» **Exercise**: Leave out the pictures and repeat every record exactly.

(Figure content listings)
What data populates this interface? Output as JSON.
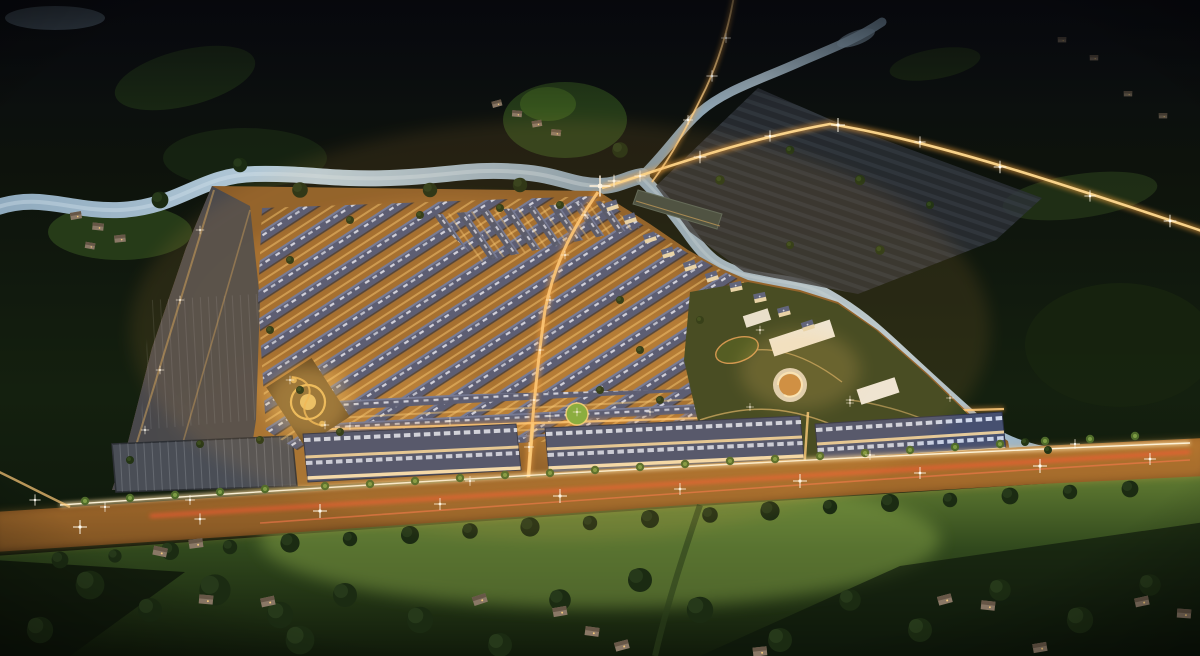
{
  "scene": {
    "description": "Aerial night-time architectural rendering of a master-planned residential township: grids of lit townhouse rows with blue-gray roofs, shophouse blocks along a bright boulevard with light trails, a golden landscaped park, a clubhouse complex with a spiral building, villas along a winding canal, a river and dark green farmland with scattered village houses surrounding the estate.",
    "type": "architectural-rendering",
    "time_of_day": "night",
    "elements": [
      "forest-hills",
      "river",
      "north-stream",
      "canal",
      "pond",
      "main-boulevard",
      "light-trails",
      "township-estate",
      "townhouse-rows",
      "shophouse-blocks",
      "parking-lot",
      "vacant-plots",
      "golden-light-park",
      "neighborhood-park",
      "amenity-gardens",
      "clubhouse-buildings",
      "spiral-building",
      "canal-villas",
      "perimeter-road",
      "access-road",
      "subdivided-plots",
      "village-houses",
      "farm-fields",
      "street-trees",
      "palm-trees",
      "street-lights"
    ]
  },
  "palette": {
    "sky_land_dark": "#0a0c10",
    "forest": "#14200f",
    "meadow": "#2b451c",
    "water": "#9db6c8",
    "water_deep": "#7d97ab",
    "estate_ground": "#8a5c28",
    "street_glow": "#f2a848",
    "roof_blue": "#4c5678",
    "roof_panel": "#dfe7fb",
    "facade_lit": "#f6d59c",
    "parking_gray": "#4a4e56",
    "plots_gray": "#2d3138",
    "white_building": "#efece2",
    "gold_park": "#f3c35e",
    "light_trail_red": "#ff5a35",
    "light_trail_white": "#ffe2a8",
    "lawn_lit": "#647f33",
    "tree_dark": "#1b2b12",
    "palm_green": "#4f6b2a",
    "glint_white": "#fff8e8"
  }
}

» **Full solution**:
What data populates this interface? Output as JSON.
{
  "scene": {
    "description": "Aerial night-time architectural rendering of a master-planned residential township: grids of lit townhouse rows with blue-gray roofs, shophouse blocks along a bright boulevard with light trails, a golden landscaped park, a clubhouse complex with a spiral building, villas along a winding canal, a river and dark green farmland with scattered village houses surrounding the estate.",
    "type": "architectural-rendering",
    "time_of_day": "night",
    "elements": [
      "forest-hills",
      "river",
      "north-stream",
      "canal",
      "pond",
      "main-boulevard",
      "light-trails",
      "township-estate",
      "townhouse-rows",
      "shophouse-blocks",
      "parking-lot",
      "vacant-plots",
      "golden-light-park",
      "neighborhood-park",
      "amenity-gardens",
      "clubhouse-buildings",
      "spiral-building",
      "canal-villas",
      "perimeter-road",
      "access-road",
      "subdivided-plots",
      "village-houses",
      "farm-fields",
      "street-trees",
      "palm-trees",
      "street-lights"
    ]
  },
  "palette": {
    "sky_land_dark": "#0a0c10",
    "forest": "#14200f",
    "meadow": "#2b451c",
    "water": "#9db6c8",
    "water_deep": "#7d97ab",
    "estate_ground": "#8a5c28",
    "street_glow": "#f2a848",
    "roof_blue": "#4c5678",
    "roof_panel": "#dfe7fb",
    "facade_lit": "#f6d59c",
    "parking_gray": "#4a4e56",
    "plots_gray": "#2d3138",
    "white_building": "#efece2",
    "gold_park": "#f3c35e",
    "light_trail_red": "#ff5a35",
    "light_trail_white": "#ffe2a8",
    "lawn_lit": "#647f33",
    "tree_dark": "#1b2b12",
    "palm_green": "#4f6b2a",
    "glint_white": "#fff8e8"
  }
}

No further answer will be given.